▶ Short exercise: Single out each line with the word "docente" and copy it.

▶ Records provided:

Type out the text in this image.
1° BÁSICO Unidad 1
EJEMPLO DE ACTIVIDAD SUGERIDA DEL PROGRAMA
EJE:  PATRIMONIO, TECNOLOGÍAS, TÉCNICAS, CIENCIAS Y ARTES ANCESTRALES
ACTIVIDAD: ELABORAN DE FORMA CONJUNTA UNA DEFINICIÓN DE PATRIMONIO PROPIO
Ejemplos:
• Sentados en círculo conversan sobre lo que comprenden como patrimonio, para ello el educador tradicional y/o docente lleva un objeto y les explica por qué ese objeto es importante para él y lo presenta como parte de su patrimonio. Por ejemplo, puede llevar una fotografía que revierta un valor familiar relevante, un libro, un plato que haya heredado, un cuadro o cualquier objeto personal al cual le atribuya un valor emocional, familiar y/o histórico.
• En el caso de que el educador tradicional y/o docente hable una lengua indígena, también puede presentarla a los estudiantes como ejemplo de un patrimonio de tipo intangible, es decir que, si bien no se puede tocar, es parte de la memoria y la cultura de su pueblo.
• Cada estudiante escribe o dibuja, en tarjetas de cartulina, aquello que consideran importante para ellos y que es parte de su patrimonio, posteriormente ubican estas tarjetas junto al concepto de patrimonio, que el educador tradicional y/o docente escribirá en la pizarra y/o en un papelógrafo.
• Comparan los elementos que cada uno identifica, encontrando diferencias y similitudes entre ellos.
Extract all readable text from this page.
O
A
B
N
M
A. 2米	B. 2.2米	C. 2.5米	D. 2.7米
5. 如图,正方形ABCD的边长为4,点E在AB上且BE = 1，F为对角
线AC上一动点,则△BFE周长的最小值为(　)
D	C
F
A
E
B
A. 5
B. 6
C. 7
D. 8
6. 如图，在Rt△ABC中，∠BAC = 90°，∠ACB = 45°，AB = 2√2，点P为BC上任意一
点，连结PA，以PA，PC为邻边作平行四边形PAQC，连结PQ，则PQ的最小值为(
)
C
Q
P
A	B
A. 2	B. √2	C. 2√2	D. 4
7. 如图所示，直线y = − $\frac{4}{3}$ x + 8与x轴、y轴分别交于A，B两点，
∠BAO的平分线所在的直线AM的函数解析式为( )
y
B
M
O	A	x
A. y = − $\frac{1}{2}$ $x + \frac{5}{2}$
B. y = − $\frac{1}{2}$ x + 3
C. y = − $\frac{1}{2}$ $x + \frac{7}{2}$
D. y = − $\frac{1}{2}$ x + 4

▶ Output of the exercise:
• Sentados en círculo conversan sobre lo que comprenden como patrimonio, para ello el educador tradicional y/o docente lleva un objeto y les explica por qué ese objeto es importante para él y lo presenta como parte de su patrimonio. Por ejemplo, puede llevar una fotografía que revierta un valor familiar relevante, un libro, un plato que haya heredado, un cuadro o cualquier objeto personal al cual le atribuya un valor emocional, familiar y/o histórico.
• En el caso de que el educador tradicional y/o docente hable una lengua indígena, también puede presentarla a los estudiantes como ejemplo de un patrimonio de tipo intangible, es decir que, si bien no se puede tocar, es parte de la memoria y la cultura de su pueblo.
• Cada estudiante escribe o dibuja, en tarjetas de cartulina, aquello que consideran importante para ellos y que es parte de su patrimonio, posteriormente ubican estas tarjetas junto al concepto de patrimonio, que el educador tradicional y/o docente escribirá en la pizarra y/o en un papelógrafo.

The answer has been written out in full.